## Task brief:
Where the string "this" occurs in the material below, report the whole line.

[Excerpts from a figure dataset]
'''
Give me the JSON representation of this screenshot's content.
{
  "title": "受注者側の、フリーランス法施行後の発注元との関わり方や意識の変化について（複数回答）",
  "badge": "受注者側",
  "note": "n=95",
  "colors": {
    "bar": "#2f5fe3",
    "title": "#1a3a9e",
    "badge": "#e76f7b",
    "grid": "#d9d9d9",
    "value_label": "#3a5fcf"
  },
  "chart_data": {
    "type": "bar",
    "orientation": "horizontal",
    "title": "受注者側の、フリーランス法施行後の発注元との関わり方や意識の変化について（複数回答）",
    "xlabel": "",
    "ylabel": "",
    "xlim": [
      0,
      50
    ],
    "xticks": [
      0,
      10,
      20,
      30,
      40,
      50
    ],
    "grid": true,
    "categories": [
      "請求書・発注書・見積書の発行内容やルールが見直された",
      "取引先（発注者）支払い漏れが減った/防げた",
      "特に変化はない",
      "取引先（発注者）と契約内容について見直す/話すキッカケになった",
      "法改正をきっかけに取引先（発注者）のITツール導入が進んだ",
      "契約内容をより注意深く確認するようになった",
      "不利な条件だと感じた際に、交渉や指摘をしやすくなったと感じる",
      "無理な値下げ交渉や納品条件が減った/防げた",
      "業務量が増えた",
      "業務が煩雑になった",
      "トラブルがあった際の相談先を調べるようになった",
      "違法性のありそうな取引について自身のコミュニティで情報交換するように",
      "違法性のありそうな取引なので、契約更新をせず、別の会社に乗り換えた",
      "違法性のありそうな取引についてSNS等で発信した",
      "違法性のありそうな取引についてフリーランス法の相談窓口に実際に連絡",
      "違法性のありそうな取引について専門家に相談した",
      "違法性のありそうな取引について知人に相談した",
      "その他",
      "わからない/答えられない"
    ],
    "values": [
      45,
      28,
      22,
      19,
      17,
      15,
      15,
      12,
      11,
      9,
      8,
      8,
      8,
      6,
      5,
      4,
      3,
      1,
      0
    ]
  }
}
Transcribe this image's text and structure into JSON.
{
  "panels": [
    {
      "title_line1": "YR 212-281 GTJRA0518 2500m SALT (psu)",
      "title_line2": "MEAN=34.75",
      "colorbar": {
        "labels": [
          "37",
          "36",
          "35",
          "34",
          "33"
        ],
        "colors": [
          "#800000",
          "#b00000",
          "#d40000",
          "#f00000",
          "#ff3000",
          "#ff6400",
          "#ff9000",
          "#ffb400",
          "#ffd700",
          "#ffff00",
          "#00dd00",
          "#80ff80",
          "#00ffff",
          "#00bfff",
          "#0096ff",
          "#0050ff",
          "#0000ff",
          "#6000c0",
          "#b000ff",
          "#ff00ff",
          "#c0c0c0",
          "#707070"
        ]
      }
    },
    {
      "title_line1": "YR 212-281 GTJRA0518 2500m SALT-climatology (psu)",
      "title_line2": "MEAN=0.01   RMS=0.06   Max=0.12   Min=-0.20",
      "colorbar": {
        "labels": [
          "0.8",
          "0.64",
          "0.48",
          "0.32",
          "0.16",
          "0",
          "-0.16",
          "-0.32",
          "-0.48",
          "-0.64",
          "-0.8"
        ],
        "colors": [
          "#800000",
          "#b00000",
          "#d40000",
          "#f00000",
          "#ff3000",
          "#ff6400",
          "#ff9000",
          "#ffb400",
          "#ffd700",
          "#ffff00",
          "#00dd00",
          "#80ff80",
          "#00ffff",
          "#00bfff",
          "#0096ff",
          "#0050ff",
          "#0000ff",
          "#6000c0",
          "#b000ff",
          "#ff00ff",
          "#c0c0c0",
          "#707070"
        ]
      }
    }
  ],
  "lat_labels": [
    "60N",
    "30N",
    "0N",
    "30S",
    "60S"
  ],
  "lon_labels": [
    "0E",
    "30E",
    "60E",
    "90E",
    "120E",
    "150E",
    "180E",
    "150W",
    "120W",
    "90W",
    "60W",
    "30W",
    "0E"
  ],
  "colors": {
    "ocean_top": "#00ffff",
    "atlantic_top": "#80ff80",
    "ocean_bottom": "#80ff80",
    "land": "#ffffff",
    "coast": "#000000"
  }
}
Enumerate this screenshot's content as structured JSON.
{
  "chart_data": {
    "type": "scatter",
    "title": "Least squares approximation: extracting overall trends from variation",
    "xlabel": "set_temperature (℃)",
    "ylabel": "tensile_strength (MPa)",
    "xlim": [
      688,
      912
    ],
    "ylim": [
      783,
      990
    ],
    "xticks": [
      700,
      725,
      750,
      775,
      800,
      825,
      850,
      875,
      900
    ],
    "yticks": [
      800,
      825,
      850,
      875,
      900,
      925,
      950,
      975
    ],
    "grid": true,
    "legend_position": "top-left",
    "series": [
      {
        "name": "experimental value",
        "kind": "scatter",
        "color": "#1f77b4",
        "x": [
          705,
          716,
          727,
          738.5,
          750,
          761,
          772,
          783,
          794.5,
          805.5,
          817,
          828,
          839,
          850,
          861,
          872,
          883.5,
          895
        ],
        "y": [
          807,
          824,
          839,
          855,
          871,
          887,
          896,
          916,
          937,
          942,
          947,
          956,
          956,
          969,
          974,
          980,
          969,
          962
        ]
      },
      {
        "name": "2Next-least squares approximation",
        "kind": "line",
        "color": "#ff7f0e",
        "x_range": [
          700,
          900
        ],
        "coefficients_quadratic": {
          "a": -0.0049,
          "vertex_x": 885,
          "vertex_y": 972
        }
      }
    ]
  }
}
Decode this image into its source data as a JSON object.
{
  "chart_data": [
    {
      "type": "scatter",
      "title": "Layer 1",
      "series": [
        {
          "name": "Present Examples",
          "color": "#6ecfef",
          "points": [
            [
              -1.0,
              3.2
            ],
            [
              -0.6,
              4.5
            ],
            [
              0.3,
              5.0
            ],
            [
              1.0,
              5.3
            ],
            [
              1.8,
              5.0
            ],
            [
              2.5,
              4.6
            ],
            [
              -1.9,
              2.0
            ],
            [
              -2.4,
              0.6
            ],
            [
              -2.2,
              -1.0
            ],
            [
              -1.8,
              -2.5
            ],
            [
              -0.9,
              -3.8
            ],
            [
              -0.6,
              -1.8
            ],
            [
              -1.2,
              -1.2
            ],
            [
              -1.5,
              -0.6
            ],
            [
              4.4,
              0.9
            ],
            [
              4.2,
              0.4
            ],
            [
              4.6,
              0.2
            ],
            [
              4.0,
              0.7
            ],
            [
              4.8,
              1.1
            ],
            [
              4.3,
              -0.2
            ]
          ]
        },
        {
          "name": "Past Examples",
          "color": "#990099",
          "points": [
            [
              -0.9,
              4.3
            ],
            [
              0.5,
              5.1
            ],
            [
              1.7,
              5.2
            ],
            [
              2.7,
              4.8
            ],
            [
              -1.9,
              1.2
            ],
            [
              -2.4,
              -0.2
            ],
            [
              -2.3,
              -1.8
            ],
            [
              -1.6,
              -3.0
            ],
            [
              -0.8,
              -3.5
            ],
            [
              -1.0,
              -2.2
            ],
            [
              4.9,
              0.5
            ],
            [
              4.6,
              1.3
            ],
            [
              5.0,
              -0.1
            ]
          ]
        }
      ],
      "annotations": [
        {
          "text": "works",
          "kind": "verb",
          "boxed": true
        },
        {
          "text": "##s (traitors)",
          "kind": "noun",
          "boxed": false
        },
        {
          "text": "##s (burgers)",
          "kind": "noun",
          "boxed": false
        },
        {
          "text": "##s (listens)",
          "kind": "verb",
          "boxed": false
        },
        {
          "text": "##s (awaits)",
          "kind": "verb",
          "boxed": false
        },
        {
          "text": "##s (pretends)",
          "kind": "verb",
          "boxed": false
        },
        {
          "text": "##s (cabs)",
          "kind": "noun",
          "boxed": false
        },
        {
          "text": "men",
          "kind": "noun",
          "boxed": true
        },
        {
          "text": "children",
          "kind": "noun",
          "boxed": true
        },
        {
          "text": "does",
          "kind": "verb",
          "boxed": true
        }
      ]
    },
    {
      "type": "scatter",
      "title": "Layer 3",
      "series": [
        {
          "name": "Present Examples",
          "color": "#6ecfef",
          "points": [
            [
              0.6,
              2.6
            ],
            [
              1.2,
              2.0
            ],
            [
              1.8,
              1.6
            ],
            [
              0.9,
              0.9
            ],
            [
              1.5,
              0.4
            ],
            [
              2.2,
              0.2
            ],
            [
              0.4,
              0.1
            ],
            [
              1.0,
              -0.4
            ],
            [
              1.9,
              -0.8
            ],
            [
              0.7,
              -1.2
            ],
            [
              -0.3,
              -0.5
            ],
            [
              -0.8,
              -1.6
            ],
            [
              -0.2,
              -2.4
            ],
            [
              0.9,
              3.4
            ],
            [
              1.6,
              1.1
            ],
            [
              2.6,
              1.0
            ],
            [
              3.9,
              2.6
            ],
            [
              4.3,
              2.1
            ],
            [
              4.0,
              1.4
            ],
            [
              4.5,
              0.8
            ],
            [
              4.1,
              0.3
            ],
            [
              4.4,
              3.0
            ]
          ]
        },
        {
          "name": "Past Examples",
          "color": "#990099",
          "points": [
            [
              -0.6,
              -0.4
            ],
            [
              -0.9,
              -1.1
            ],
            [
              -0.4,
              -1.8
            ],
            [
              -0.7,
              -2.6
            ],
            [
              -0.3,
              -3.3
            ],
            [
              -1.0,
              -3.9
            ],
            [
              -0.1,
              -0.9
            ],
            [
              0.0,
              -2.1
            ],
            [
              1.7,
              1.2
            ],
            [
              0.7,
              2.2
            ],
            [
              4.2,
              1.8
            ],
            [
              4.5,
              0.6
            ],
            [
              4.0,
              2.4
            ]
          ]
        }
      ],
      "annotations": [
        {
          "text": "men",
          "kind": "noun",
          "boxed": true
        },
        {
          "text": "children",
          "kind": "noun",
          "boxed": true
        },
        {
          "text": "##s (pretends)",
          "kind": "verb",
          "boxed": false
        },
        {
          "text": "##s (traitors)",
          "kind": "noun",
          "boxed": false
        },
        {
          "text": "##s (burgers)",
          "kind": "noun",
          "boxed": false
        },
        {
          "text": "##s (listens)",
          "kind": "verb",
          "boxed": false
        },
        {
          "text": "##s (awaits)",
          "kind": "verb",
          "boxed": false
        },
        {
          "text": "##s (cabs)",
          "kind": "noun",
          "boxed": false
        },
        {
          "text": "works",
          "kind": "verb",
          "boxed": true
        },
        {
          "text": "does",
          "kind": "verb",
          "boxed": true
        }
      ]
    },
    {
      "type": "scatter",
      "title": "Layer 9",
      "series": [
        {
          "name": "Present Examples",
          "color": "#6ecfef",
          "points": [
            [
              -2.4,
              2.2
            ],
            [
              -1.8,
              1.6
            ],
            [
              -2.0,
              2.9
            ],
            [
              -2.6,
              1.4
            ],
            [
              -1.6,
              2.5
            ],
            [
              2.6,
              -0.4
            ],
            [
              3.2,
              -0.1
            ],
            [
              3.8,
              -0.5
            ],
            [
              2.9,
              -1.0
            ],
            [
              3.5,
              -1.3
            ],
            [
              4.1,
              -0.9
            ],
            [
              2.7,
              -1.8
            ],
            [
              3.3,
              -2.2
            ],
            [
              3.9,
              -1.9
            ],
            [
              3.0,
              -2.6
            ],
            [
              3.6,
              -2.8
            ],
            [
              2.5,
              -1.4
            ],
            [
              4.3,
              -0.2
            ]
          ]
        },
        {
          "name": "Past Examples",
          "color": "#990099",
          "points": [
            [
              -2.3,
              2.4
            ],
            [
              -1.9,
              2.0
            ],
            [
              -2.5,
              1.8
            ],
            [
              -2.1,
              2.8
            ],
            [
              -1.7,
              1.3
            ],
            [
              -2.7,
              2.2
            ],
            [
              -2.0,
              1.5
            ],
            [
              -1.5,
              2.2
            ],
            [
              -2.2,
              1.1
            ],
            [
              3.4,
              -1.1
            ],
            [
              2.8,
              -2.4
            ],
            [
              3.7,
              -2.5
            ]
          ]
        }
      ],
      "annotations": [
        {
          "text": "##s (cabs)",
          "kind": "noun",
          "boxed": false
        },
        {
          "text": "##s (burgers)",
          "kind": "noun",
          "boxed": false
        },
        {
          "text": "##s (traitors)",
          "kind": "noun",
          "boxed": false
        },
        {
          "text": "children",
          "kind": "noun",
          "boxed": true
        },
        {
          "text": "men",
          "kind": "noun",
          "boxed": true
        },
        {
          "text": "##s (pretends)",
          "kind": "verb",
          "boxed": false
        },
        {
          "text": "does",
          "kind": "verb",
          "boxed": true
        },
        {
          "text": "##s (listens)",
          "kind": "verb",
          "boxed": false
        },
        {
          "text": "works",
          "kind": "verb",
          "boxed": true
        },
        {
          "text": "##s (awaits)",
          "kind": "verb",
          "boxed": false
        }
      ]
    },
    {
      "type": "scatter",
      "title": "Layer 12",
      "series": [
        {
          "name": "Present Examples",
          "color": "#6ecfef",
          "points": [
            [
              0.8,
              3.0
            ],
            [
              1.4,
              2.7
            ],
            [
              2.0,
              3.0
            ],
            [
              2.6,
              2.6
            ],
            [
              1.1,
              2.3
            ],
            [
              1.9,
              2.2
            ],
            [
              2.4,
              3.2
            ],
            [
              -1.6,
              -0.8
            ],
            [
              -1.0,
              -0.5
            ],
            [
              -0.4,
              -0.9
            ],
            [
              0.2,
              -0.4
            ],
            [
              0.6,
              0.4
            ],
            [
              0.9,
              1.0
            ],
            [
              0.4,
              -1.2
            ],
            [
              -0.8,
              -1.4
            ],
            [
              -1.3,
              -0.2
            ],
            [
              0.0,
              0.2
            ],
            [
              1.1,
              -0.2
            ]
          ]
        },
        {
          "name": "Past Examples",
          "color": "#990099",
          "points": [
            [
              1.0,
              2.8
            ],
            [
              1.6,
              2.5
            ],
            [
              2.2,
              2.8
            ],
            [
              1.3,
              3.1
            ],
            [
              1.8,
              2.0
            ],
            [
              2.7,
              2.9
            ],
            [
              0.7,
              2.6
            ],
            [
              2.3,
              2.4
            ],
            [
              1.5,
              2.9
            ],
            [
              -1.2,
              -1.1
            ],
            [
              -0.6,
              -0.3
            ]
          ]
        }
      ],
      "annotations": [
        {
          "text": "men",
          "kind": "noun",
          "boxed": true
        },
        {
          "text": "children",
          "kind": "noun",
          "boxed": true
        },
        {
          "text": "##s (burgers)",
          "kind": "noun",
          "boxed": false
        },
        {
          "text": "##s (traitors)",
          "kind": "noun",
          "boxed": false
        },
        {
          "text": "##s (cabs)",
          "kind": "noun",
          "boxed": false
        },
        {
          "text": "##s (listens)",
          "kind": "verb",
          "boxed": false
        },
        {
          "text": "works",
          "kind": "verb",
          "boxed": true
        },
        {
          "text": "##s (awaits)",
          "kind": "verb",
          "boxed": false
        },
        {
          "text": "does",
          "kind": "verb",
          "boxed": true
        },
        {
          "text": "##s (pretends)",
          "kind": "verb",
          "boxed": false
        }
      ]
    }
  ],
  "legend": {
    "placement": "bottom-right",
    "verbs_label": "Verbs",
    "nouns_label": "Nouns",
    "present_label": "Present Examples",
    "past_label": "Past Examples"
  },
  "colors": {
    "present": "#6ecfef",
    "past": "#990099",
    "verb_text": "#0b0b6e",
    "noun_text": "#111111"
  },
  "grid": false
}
'''
## Completed exercise:
Give me the JSON representation of this screenshot's content.
Transcribe this image's text and structure into JSON.
Enumerate this screenshot's content as structured JSON.
Decode this image into its source data as a JSON object.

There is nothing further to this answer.